[Data extracted from a collection]

------------------------------------

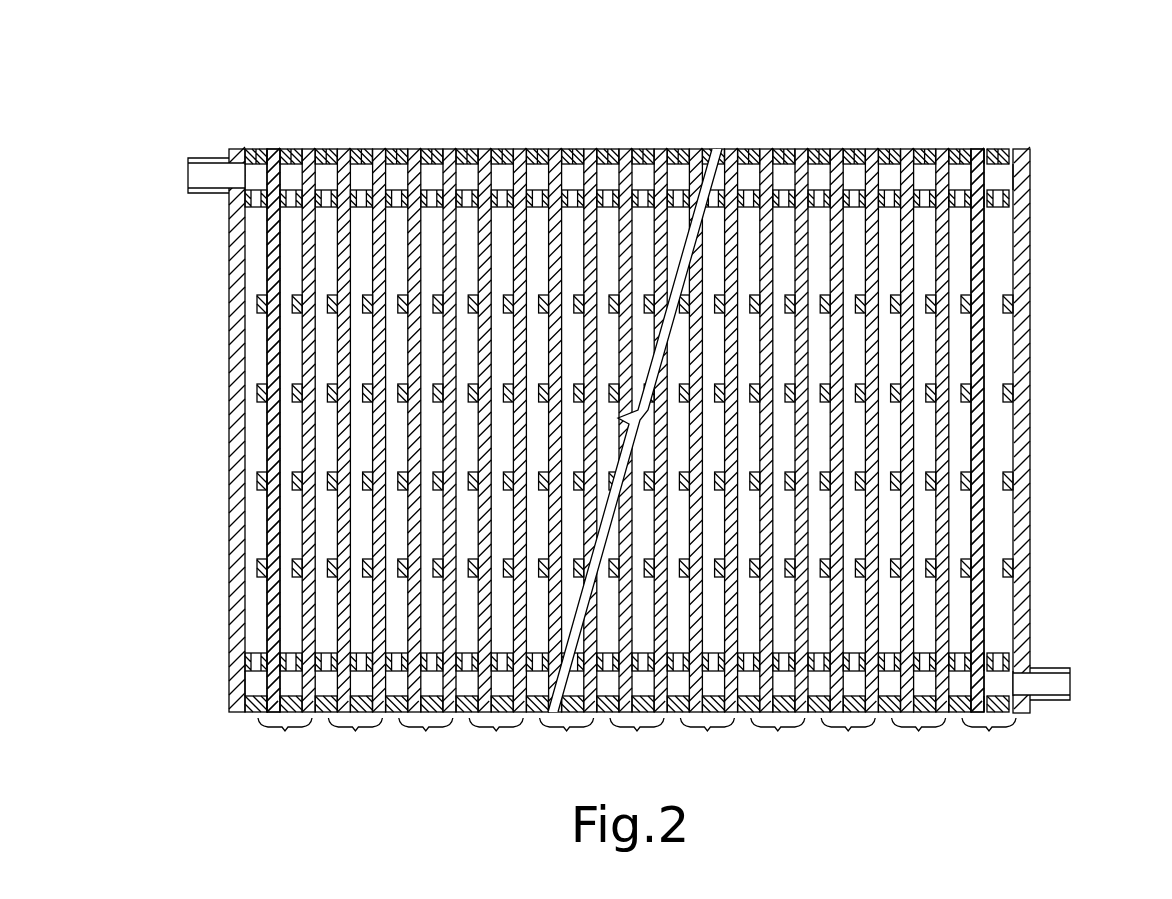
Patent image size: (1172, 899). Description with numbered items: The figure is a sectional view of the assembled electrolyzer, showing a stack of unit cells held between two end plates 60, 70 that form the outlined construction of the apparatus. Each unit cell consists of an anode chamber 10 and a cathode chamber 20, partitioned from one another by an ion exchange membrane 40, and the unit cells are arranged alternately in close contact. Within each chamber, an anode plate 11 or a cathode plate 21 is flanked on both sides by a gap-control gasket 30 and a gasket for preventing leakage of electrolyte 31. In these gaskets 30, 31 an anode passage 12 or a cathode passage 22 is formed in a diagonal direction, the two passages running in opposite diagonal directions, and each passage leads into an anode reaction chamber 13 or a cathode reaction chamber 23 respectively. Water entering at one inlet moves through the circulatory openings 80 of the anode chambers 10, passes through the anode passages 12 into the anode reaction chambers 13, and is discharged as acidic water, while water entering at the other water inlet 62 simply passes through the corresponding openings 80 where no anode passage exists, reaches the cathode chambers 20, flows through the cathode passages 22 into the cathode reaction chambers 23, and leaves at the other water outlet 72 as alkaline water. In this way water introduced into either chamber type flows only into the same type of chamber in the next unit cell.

The anode chamber 10 is at (637, 739).
The cathode chamber 20 is at (636, 739).
The anode plate 11 is at (274, 148).
The cathode plate 21 is at (344, 148).
The ion exchange membrane 40 is at (309, 148).
The gap-control gasket 30 is at (256, 148).
The gasket for preventing leakage of electrolyte 31 is at (291, 148).
The circulatory opening 80 is at (243, 163).
The water inlet 62 is at (194, 160).
The water outlet 72 is at (1068, 667).
The end plate 60 is at (232, 377).
The end plate 70 is at (1032, 385).
The anode reaction chamber 13 is at (282, 326).
The cathode reaction chamber 23 is at (354, 586).
The anode passage 12 is at (250, 656).
The cathode passage 22 is at (940, 646).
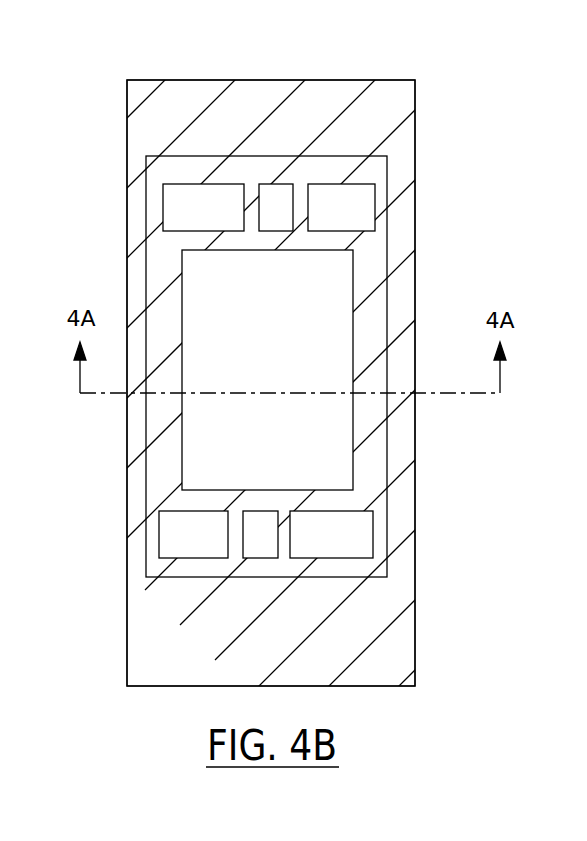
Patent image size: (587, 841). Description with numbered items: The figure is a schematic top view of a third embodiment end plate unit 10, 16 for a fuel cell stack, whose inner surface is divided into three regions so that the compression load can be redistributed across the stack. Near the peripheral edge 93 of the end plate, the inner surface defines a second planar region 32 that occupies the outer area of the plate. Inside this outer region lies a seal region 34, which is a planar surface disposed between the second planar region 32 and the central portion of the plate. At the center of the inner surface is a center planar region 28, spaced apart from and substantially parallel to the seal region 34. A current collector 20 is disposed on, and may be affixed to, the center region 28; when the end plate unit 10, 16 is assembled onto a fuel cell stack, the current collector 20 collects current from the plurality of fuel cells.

The end plate unit 10 is at (405, 178).
The end plate unit 16 is at (319, 383).
The current collector 20 is at (343, 314).
The center planar region 28 is at (287, 488).
The second planar region 32 is at (314, 90).
The seal region 34 is at (340, 160).
The peripheral edge 93 is at (222, 80).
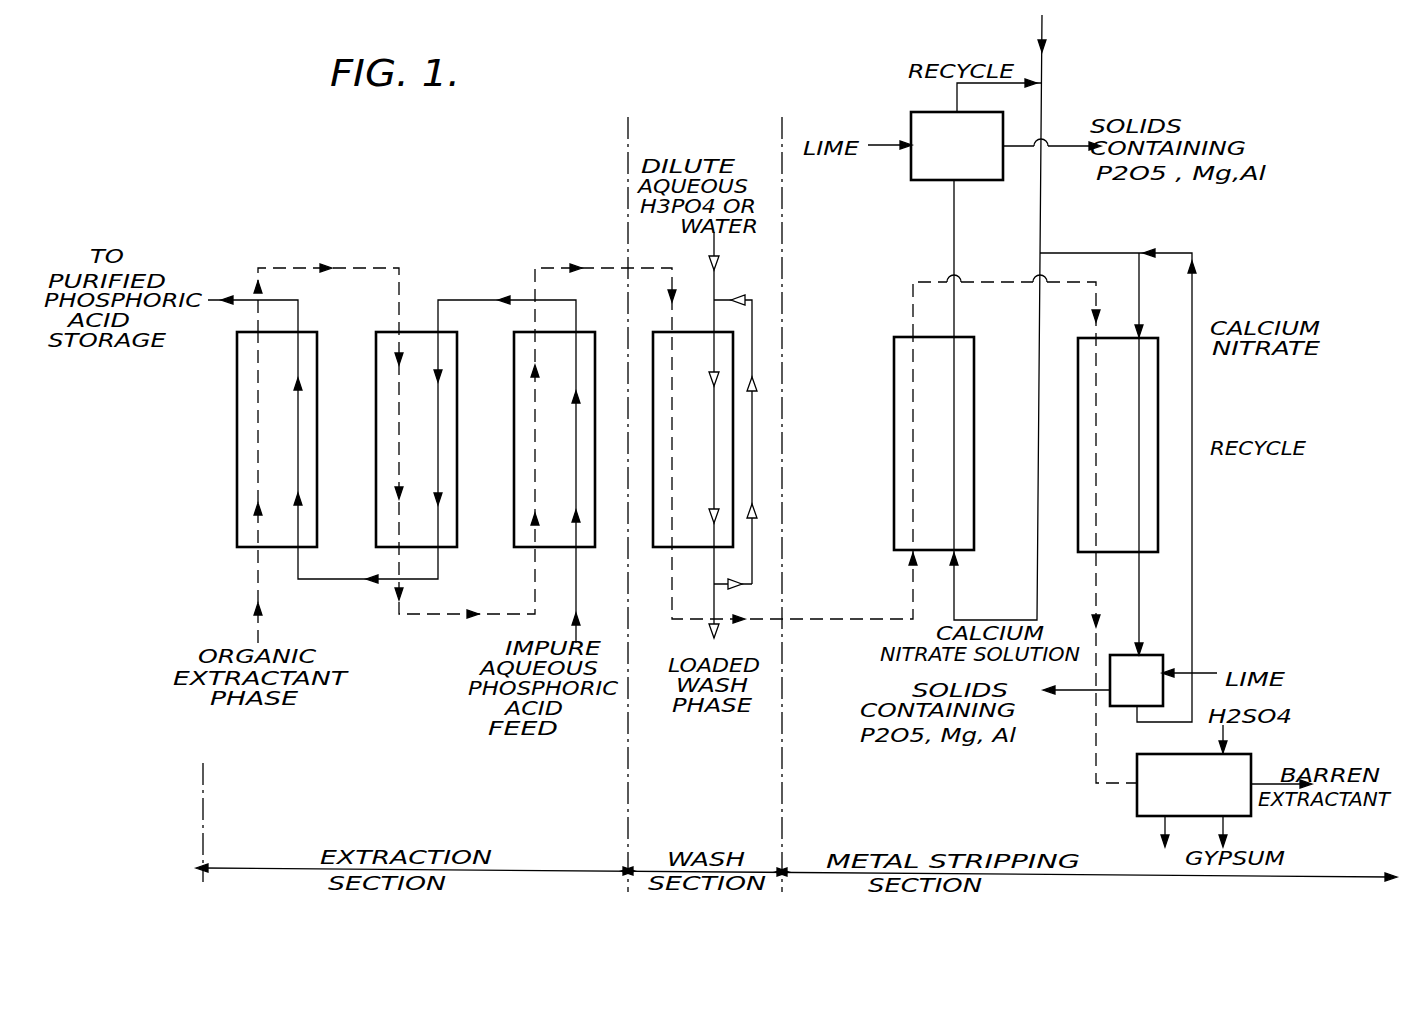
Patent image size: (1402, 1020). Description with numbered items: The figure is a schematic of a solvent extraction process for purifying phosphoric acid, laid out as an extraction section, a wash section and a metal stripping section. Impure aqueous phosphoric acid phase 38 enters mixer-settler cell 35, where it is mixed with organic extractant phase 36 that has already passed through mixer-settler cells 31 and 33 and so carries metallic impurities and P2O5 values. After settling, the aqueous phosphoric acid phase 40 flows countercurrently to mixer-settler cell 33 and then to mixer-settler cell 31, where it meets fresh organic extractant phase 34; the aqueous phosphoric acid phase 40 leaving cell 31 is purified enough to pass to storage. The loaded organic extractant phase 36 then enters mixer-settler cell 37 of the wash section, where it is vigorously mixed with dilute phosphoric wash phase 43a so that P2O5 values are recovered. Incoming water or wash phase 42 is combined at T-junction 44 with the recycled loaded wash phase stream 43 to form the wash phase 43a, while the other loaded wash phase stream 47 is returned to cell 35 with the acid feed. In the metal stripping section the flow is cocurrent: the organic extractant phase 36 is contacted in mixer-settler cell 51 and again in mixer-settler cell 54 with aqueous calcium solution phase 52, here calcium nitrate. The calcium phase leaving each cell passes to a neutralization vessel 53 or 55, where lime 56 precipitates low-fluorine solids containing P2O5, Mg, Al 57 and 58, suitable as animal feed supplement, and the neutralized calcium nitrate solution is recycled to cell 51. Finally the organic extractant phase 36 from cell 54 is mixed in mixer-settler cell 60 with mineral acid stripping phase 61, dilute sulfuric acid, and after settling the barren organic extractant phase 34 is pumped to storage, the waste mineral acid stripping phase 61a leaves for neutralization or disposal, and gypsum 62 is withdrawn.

The mixer-settler cell 31 is at (233, 446).
The mixer-settler cell 33 is at (374, 442).
The organic extractant phase 34 is at (258, 562).
The mixer-settler cell 35 is at (512, 438).
The organic extractant phase 36 is at (258, 320).
The mixer-settler cell 37 is at (651, 536).
The aqueous phosphoric acid phase 38 is at (577, 602).
The aqueous phosphoric acid phase 40 is at (252, 296).
The wash phase 42 is at (714, 245).
The loaded wash phase stream 43 is at (719, 584).
The dilute phosphoric wash phase 43a is at (713, 326).
The T-junction 44 is at (717, 299).
The loaded wash phase stream 47 is at (713, 633).
The mixer-settler cell 51 is at (892, 472).
The calcium solution phase 52 is at (1042, 22).
The neutralization vessel 53 is at (920, 111).
The mixer-settler cell 54 is at (1076, 462).
The neutralization vessel 55 is at (1150, 655).
The lime 56 is at (880, 147).
The solids containing P2O5, Mg, Al 57 is at (1052, 145).
The solids containing P2O5, Mg, Al 58 is at (1076, 692).
The mixer-settler cell 60 is at (1137, 808).
The mineral acid stripping phase 61 is at (1216, 740).
The waste mineral acid stripping phase 61a is at (1165, 826).
The gypsum 62 is at (1232, 826).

------------------------------------

WHAT YOU NEED TO DO>
The records are to be returned word for word, without any of their pictures.

RESPONSE>
Patent image size: (1172, 899). Description with numbered items: The figure is a sectional view of the assembled electrolyzer, showing a stack of unit cells held between two end plates 60, 70 that form the outlined construction of the apparatus. Each unit cell consists of an anode chamber 10 and a cathode chamber 20, partitioned from one another by an ion exchange membrane 40, and the unit cells are arranged alternately in close contact. Within each chamber, an anode plate 11 or a cathode plate 21 is flanked on both sides by a gap-control gasket 30 and a gasket for preventing leakage of electrolyte 31. In these gaskets 30, 31 an anode passage 12 or a cathode passage 22 is formed in a diagonal direction, the two passages running in opposite diagonal directions, and each passage leads into an anode reaction chamber 13 or a cathode reaction chamber 23 respectively. Water entering at one inlet moves through the circulatory openings 80 of the anode chambers 10, passes through the anode passages 12 into the anode reaction chambers 13, and is discharged as acidic water, while water entering at the other water inlet 62 simply passes through the corresponding openings 80 where no anode passage exists, reaches the cathode chambers 20, flows through the cathode passages 22 into the cathode reaction chambers 23, and leaves at the other water outlet 72 as alkaline water. In this way water introduced into either chamber type flows only into the same type of chamber in the next unit cell.

The anode chamber 10 is at (637, 739).
The cathode chamber 20 is at (636, 739).
The anode plate 11 is at (274, 148).
The cathode plate 21 is at (344, 148).
The ion exchange membrane 40 is at (309, 148).
The gap-control gasket 30 is at (256, 148).
The gasket for preventing leakage of electrolyte 31 is at (291, 148).
The circulatory opening 80 is at (243, 163).
The water inlet 62 is at (194, 160).
The water outlet 72 is at (1068, 667).
The end plate 60 is at (232, 377).
The end plate 70 is at (1032, 385).
The anode reaction chamber 13 is at (282, 326).
The cathode reaction chamber 23 is at (354, 586).
The anode passage 12 is at (250, 656).
The cathode passage 22 is at (940, 646).
Patent image size: (587, 841). Description with numbered items: The figure is a schematic top view of a third embodiment end plate unit 10, 16 for a fuel cell stack, whose inner surface is divided into three regions so that the compression load can be redistributed across the stack. Near the peripheral edge 93 of the end plate, the inner surface defines a second planar region 32 that occupies the outer area of the plate. Inside this outer region lies a seal region 34, which is a planar surface disposed between the second planar region 32 and the central portion of the plate. At the center of the inner surface is a center planar region 28, spaced apart from and substantially parallel to the seal region 34. A current collector 20 is disposed on, and may be affixed to, the center region 28; when the end plate unit 10, 16 is assembled onto a fuel cell stack, the current collector 20 collects current from the plurality of fuel cells.

The end plate unit 10 is at (405, 178).
The end plate unit 16 is at (319, 383).
The current collector 20 is at (343, 314).
The center planar region 28 is at (287, 488).
The second planar region 32 is at (314, 90).
The seal region 34 is at (340, 160).
The peripheral edge 93 is at (222, 80).
Patent image size: (1402, 1020). Description with numbered items: The figure is a schematic of a solvent extraction process for purifying phosphoric acid, laid out as an extraction section, a wash section and a metal stripping section. Impure aqueous phosphoric acid phase 38 enters mixer-settler cell 35, where it is mixed with organic extractant phase 36 that has already passed through mixer-settler cells 31 and 33 and so carries metallic impurities and P2O5 values. After settling, the aqueous phosphoric acid phase 40 flows countercurrently to mixer-settler cell 33 and then to mixer-settler cell 31, where it meets fresh organic extractant phase 34; the aqueous phosphoric acid phase 40 leaving cell 31 is purified enough to pass to storage. The loaded organic extractant phase 36 then enters mixer-settler cell 37 of the wash section, where it is vigorously mixed with dilute phosphoric wash phase 43a so that P2O5 values are recovered. Incoming water or wash phase 42 is combined at T-junction 44 with the recycled loaded wash phase stream 43 to form the wash phase 43a, while the other loaded wash phase stream 47 is returned to cell 35 with the acid feed. In the metal stripping section the flow is cocurrent: the organic extractant phase 36 is contacted in mixer-settler cell 51 and again in mixer-settler cell 54 with aqueous calcium solution phase 52, here calcium nitrate. The calcium phase leaving each cell passes to a neutralization vessel 53 or 55, where lime 56 precipitates low-fluorine solids containing P2O5, Mg, Al 57 and 58, suitable as animal feed supplement, and the neutralized calcium nitrate solution is recycled to cell 51. Finally the organic extractant phase 36 from cell 54 is mixed in mixer-settler cell 60 with mineral acid stripping phase 61, dilute sulfuric acid, and after settling the barren organic extractant phase 34 is pumped to storage, the waste mineral acid stripping phase 61a leaves for neutralization or disposal, and gypsum 62 is withdrawn.

The mixer-settler cell 31 is at (233, 446).
The mixer-settler cell 33 is at (374, 442).
The organic extractant phase 34 is at (258, 562).
The mixer-settler cell 35 is at (512, 438).
The organic extractant phase 36 is at (258, 320).
The mixer-settler cell 37 is at (651, 536).
The aqueous phosphoric acid phase 38 is at (577, 602).
The aqueous phosphoric acid phase 40 is at (252, 296).
The wash phase 42 is at (714, 245).
The loaded wash phase stream 43 is at (719, 584).
The dilute phosphoric wash phase 43a is at (713, 326).
The T-junction 44 is at (717, 299).
The loaded wash phase stream 47 is at (713, 633).
The mixer-settler cell 51 is at (892, 472).
The calcium solution phase 52 is at (1042, 22).
The neutralization vessel 53 is at (920, 111).
The mixer-settler cell 54 is at (1076, 462).
The neutralization vessel 55 is at (1150, 655).
The lime 56 is at (880, 147).
The solids containing P2O5, Mg, Al 57 is at (1052, 145).
The solids containing P2O5, Mg, Al 58 is at (1076, 692).
The mixer-settler cell 60 is at (1137, 808).
The mineral acid stripping phase 61 is at (1216, 740).
The waste mineral acid stripping phase 61a is at (1165, 826).
The gypsum 62 is at (1232, 826).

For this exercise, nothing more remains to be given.